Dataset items
::::

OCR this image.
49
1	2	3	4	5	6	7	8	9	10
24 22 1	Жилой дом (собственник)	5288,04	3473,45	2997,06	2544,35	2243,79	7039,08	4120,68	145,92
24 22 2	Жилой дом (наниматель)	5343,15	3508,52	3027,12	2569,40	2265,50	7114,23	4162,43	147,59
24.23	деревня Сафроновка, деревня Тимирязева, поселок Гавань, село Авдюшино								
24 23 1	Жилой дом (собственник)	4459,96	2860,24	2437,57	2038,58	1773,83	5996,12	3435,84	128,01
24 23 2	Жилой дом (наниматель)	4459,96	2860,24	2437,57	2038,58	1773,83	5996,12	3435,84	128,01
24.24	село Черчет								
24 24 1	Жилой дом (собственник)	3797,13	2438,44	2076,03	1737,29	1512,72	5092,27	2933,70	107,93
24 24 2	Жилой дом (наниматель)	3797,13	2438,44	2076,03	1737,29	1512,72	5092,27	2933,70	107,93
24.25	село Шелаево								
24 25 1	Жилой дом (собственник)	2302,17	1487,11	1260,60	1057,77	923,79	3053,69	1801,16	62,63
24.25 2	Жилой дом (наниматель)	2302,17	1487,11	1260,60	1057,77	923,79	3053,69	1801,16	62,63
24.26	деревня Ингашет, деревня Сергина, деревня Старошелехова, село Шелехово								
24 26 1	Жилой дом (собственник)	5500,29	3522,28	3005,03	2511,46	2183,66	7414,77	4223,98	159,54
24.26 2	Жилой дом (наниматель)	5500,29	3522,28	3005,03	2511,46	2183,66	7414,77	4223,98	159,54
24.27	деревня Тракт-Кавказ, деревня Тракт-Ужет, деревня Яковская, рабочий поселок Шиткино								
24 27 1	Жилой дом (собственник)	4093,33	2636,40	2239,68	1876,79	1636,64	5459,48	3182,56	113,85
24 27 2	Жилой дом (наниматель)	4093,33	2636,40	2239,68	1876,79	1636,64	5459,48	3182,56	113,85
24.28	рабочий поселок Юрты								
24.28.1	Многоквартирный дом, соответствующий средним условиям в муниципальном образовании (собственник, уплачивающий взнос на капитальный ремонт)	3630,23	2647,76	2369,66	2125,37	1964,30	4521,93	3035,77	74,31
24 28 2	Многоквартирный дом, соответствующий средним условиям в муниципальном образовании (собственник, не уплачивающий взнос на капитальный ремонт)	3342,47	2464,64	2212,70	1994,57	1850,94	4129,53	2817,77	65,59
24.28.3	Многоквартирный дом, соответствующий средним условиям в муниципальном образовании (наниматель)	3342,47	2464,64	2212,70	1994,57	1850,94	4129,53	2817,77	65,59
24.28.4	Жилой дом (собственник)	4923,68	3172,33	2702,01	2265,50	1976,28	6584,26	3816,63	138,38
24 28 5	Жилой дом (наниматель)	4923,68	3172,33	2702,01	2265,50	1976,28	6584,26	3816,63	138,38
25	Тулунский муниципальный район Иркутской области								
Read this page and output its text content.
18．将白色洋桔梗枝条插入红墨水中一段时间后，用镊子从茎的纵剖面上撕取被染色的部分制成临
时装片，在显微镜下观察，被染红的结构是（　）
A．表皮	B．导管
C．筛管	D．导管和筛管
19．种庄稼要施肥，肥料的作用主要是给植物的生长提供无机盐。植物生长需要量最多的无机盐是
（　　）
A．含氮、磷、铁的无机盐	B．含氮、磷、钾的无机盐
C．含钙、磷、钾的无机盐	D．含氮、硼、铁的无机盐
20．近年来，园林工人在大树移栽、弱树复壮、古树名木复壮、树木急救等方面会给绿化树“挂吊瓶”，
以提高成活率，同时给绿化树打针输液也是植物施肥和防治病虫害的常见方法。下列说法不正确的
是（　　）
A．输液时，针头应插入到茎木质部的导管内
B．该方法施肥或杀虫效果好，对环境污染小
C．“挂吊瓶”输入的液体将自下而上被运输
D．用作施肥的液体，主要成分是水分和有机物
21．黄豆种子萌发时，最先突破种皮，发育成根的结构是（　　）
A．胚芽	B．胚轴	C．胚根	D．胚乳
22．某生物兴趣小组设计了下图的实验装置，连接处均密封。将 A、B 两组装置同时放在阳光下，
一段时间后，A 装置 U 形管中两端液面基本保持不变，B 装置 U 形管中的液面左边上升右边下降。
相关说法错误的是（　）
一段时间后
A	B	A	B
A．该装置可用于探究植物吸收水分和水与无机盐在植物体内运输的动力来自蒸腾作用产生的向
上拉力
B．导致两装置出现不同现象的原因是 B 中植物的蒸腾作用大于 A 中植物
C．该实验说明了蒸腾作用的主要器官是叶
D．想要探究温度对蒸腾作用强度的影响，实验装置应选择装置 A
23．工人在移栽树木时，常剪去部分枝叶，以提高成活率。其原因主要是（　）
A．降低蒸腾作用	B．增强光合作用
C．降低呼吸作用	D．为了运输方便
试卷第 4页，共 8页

::::

SET TASK: Repeat all entries. Match them exactly.

COMPLETE RESPONSE:
OCR this image.
49
1	2	3	4	5	6	7	8	9	10
24 22 1	Жилой дом (собственник)	5288,04	3473,45	2997,06	2544,35	2243,79	7039,08	4120,68	145,92
24 22 2	Жилой дом (наниматель)	5343,15	3508,52	3027,12	2569,40	2265,50	7114,23	4162,43	147,59
24.23	деревня Сафроновка, деревня Тимирязева, поселок Гавань, село Авдюшино								
24 23 1	Жилой дом (собственник)	4459,96	2860,24	2437,57	2038,58	1773,83	5996,12	3435,84	128,01
24 23 2	Жилой дом (наниматель)	4459,96	2860,24	2437,57	2038,58	1773,83	5996,12	3435,84	128,01
24.24	село Черчет								
24 24 1	Жилой дом (собственник)	3797,13	2438,44	2076,03	1737,29	1512,72	5092,27	2933,70	107,93
24 24 2	Жилой дом (наниматель)	3797,13	2438,44	2076,03	1737,29	1512,72	5092,27	2933,70	107,93
24.25	село Шелаево								
24 25 1	Жилой дом (собственник)	2302,17	1487,11	1260,60	1057,77	923,79	3053,69	1801,16	62,63
24.25 2	Жилой дом (наниматель)	2302,17	1487,11	1260,60	1057,77	923,79	3053,69	1801,16	62,63
24.26	деревня Ингашет, деревня Сергина, деревня Старошелехова, село Шелехово								
24 26 1	Жилой дом (собственник)	5500,29	3522,28	3005,03	2511,46	2183,66	7414,77	4223,98	159,54
24.26 2	Жилой дом (наниматель)	5500,29	3522,28	3005,03	2511,46	2183,66	7414,77	4223,98	159,54
24.27	деревня Тракт-Кавказ, деревня Тракт-Ужет, деревня Яковская, рабочий поселок Шиткино								
24 27 1	Жилой дом (собственник)	4093,33	2636,40	2239,68	1876,79	1636,64	5459,48	3182,56	113,85
24 27 2	Жилой дом (наниматель)	4093,33	2636,40	2239,68	1876,79	1636,64	5459,48	3182,56	113,85
24.28	рабочий поселок Юрты								
24.28.1	Многоквартирный дом, соответствующий средним условиям в муниципальном образовании (собственник, уплачивающий взнос на капитальный ремонт)	3630,23	2647,76	2369,66	2125,37	1964,30	4521,93	3035,77	74,31
24 28 2	Многоквартирный дом, соответствующий средним условиям в муниципальном образовании (собственник, не уплачивающий взнос на капитальный ремонт)	3342,47	2464,64	2212,70	1994,57	1850,94	4129,53	2817,77	65,59
24.28.3	Многоквартирный дом, соответствующий средним условиям в муниципальном образовании (наниматель)	3342,47	2464,64	2212,70	1994,57	1850,94	4129,53	2817,77	65,59
24.28.4	Жилой дом (собственник)	4923,68	3172,33	2702,01	2265,50	1976,28	6584,26	3816,63	138,38
24 28 5	Жилой дом (наниматель)	4923,68	3172,33	2702,01	2265,50	1976,28	6584,26	3816,63	138,38
25	Тулунский муниципальный район Иркутской области								
Read this page and output its text content.
18．将白色洋桔梗枝条插入红墨水中一段时间后，用镊子从茎的纵剖面上撕取被染色的部分制成临
时装片，在显微镜下观察，被染红的结构是（　）
A．表皮	B．导管
C．筛管	D．导管和筛管
19．种庄稼要施肥，肥料的作用主要是给植物的生长提供无机盐。植物生长需要量最多的无机盐是
（　　）
A．含氮、磷、铁的无机盐	B．含氮、磷、钾的无机盐
C．含钙、磷、钾的无机盐	D．含氮、硼、铁的无机盐
20．近年来，园林工人在大树移栽、弱树复壮、古树名木复壮、树木急救等方面会给绿化树“挂吊瓶”，
以提高成活率，同时给绿化树打针输液也是植物施肥和防治病虫害的常见方法。下列说法不正确的
是（　　）
A．输液时，针头应插入到茎木质部的导管内
B．该方法施肥或杀虫效果好，对环境污染小
C．“挂吊瓶”输入的液体将自下而上被运输
D．用作施肥的液体，主要成分是水分和有机物
21．黄豆种子萌发时，最先突破种皮，发育成根的结构是（　　）
A．胚芽	B．胚轴	C．胚根	D．胚乳
22．某生物兴趣小组设计了下图的实验装置，连接处均密封。将 A、B 两组装置同时放在阳光下，
一段时间后，A 装置 U 形管中两端液面基本保持不变，B 装置 U 形管中的液面左边上升右边下降。
相关说法错误的是（　）
一段时间后
A	B	A	B
A．该装置可用于探究植物吸收水分和水与无机盐在植物体内运输的动力来自蒸腾作用产生的向
上拉力
B．导致两装置出现不同现象的原因是 B 中植物的蒸腾作用大于 A 中植物
C．该实验说明了蒸腾作用的主要器官是叶
D．想要探究温度对蒸腾作用强度的影响，实验装置应选择装置 A
23．工人在移栽树木时，常剪去部分枝叶，以提高成活率。其原因主要是（　）
A．降低蒸腾作用	B．增强光合作用
C．降低呼吸作用	D．为了运输方便
试卷第 4页，共 8页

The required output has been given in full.